## [Exercise requirements]
Copy every line of the listing below word for word, keeping each line unchanged.

## [Excerpted data]
═══
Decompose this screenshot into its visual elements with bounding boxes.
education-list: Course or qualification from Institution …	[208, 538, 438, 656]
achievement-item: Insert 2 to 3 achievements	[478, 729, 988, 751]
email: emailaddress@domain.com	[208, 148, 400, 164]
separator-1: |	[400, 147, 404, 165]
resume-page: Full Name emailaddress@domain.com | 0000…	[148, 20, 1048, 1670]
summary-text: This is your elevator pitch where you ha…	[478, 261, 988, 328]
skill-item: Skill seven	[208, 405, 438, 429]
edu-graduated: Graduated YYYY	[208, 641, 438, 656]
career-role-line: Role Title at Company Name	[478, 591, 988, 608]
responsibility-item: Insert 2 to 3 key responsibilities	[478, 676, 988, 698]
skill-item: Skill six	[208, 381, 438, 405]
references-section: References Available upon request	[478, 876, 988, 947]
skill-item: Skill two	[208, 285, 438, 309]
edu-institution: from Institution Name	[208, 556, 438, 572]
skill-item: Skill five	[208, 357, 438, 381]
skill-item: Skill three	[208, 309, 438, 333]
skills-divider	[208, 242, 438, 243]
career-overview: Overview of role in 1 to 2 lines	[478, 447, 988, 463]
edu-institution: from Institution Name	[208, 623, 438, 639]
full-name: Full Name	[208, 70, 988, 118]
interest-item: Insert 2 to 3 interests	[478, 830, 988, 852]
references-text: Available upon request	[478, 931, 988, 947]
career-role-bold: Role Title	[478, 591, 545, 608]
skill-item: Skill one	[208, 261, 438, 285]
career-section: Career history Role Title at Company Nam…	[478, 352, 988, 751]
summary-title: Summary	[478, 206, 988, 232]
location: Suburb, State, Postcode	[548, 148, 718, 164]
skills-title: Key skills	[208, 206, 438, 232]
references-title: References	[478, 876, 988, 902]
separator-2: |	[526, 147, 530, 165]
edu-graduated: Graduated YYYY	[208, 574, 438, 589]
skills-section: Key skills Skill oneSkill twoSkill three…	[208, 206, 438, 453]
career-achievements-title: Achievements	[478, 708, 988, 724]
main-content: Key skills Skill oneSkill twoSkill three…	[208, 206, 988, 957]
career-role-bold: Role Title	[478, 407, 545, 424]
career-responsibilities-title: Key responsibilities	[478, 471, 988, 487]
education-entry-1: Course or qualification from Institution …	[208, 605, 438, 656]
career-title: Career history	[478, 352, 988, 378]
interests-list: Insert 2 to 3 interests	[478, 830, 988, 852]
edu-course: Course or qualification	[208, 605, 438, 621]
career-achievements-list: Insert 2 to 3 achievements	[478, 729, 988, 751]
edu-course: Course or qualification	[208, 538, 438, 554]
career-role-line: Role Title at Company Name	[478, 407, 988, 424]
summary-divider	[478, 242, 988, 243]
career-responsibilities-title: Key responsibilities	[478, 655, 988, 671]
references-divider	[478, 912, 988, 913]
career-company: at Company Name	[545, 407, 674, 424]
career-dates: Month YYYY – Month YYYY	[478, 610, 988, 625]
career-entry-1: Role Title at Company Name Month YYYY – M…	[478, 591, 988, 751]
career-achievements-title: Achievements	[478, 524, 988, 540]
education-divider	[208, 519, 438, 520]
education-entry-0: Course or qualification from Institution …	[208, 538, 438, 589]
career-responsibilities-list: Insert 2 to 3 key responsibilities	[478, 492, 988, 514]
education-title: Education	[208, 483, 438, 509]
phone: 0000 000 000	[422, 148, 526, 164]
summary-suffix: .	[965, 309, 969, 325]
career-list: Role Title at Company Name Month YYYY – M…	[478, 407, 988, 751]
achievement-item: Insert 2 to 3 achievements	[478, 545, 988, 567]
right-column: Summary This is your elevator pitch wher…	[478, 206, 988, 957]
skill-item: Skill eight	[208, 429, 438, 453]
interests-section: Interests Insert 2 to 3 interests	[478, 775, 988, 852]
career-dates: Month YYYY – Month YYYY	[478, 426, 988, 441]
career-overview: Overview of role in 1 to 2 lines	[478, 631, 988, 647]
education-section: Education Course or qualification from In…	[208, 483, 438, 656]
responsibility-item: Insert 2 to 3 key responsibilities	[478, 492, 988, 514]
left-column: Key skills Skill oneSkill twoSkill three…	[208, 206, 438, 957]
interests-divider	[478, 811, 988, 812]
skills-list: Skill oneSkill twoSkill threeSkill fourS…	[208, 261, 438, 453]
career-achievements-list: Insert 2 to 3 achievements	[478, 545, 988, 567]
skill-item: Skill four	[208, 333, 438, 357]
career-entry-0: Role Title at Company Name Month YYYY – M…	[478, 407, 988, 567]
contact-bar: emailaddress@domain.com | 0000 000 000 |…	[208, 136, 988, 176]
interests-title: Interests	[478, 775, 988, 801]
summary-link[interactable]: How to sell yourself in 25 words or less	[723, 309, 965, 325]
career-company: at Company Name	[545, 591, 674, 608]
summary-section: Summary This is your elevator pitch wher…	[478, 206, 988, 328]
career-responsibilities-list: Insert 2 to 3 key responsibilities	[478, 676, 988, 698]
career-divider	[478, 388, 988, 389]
═══
## [Full response]
Decompose this screenshot into its visual elements with bounding boxes.
education-list: Course or qualification from Institution …	[208, 538, 438, 656]
achievement-item: Insert 2 to 3 achievements	[478, 729, 988, 751]
email: emailaddress@domain.com	[208, 148, 400, 164]
separator-1: |	[400, 147, 404, 165]
resume-page: Full Name emailaddress@domain.com | 0000…	[148, 20, 1048, 1670]
summary-text: This is your elevator pitch where you ha…	[478, 261, 988, 328]
skill-item: Skill seven	[208, 405, 438, 429]
edu-graduated: Graduated YYYY	[208, 641, 438, 656]
career-role-line: Role Title at Company Name	[478, 591, 988, 608]
responsibility-item: Insert 2 to 3 key responsibilities	[478, 676, 988, 698]
skill-item: Skill six	[208, 381, 438, 405]
references-section: References Available upon request	[478, 876, 988, 947]
skill-item: Skill two	[208, 285, 438, 309]
edu-institution: from Institution Name	[208, 556, 438, 572]
skill-item: Skill five	[208, 357, 438, 381]
skill-item: Skill three	[208, 309, 438, 333]
skills-divider	[208, 242, 438, 243]
career-overview: Overview of role in 1 to 2 lines	[478, 447, 988, 463]
edu-institution: from Institution Name	[208, 623, 438, 639]
full-name: Full Name	[208, 70, 988, 118]
interest-item: Insert 2 to 3 interests	[478, 830, 988, 852]
references-text: Available upon request	[478, 931, 988, 947]
career-role-bold: Role Title	[478, 591, 545, 608]
skill-item: Skill one	[208, 261, 438, 285]
career-section: Career history Role Title at Company Nam…	[478, 352, 988, 751]
summary-title: Summary	[478, 206, 988, 232]
location: Suburb, State, Postcode	[548, 148, 718, 164]
skills-title: Key skills	[208, 206, 438, 232]
references-title: References	[478, 876, 988, 902]
separator-2: |	[526, 147, 530, 165]
edu-graduated: Graduated YYYY	[208, 574, 438, 589]
skills-section: Key skills Skill oneSkill twoSkill three…	[208, 206, 438, 453]
career-achievements-title: Achievements	[478, 708, 988, 724]
main-content: Key skills Skill oneSkill twoSkill three…	[208, 206, 988, 957]
career-role-bold: Role Title	[478, 407, 545, 424]
career-responsibilities-title: Key responsibilities	[478, 471, 988, 487]
education-entry-1: Course or qualification from Institution …	[208, 605, 438, 656]
career-title: Career history	[478, 352, 988, 378]
interests-list: Insert 2 to 3 interests	[478, 830, 988, 852]
edu-course: Course or qualification	[208, 605, 438, 621]
career-achievements-list: Insert 2 to 3 achievements	[478, 729, 988, 751]
edu-course: Course or qualification	[208, 538, 438, 554]
career-role-line: Role Title at Company Name	[478, 407, 988, 424]
summary-divider	[478, 242, 988, 243]
career-responsibilities-title: Key responsibilities	[478, 655, 988, 671]
references-divider	[478, 912, 988, 913]
career-company: at Company Name	[545, 407, 674, 424]
career-dates: Month YYYY – Month YYYY	[478, 610, 988, 625]
career-entry-1: Role Title at Company Name Month YYYY – M…	[478, 591, 988, 751]
career-achievements-title: Achievements	[478, 524, 988, 540]
education-divider	[208, 519, 438, 520]
education-entry-0: Course or qualification from Institution …	[208, 538, 438, 589]
career-responsibilities-list: Insert 2 to 3 key responsibilities	[478, 492, 988, 514]
education-title: Education	[208, 483, 438, 509]
phone: 0000 000 000	[422, 148, 526, 164]
summary-suffix: .	[965, 309, 969, 325]
career-list: Role Title at Company Name Month YYYY – M…	[478, 407, 988, 751]
achievement-item: Insert 2 to 3 achievements	[478, 545, 988, 567]
right-column: Summary This is your elevator pitch wher…	[478, 206, 988, 957]
skill-item: Skill eight	[208, 429, 438, 453]
interests-section: Interests Insert 2 to 3 interests	[478, 775, 988, 852]
career-dates: Month YYYY – Month YYYY	[478, 426, 988, 441]
career-overview: Overview of role in 1 to 2 lines	[478, 631, 988, 647]
education-section: Education Course or qualification from In…	[208, 483, 438, 656]
responsibility-item: Insert 2 to 3 key responsibilities	[478, 492, 988, 514]
left-column: Key skills Skill oneSkill twoSkill three…	[208, 206, 438, 957]
interests-divider	[478, 811, 988, 812]
skills-list: Skill oneSkill twoSkill threeSkill fourS…	[208, 261, 438, 453]
career-achievements-list: Insert 2 to 3 achievements	[478, 545, 988, 567]
skill-item: Skill four	[208, 333, 438, 357]
career-entry-0: Role Title at Company Name Month YYYY – M…	[478, 407, 988, 567]
contact-bar: emailaddress@domain.com | 0000 000 000 |…	[208, 136, 988, 176]
interests-title: Interests	[478, 775, 988, 801]
summary-link[interactable]: How to sell yourself in 25 words or less	[723, 309, 965, 325]
career-company: at Company Name	[545, 591, 674, 608]
summary-section: Summary This is your elevator pitch wher…	[478, 206, 988, 328]
career-responsibilities-list: Insert 2 to 3 key responsibilities	[478, 676, 988, 698]
career-divider	[478, 388, 988, 389]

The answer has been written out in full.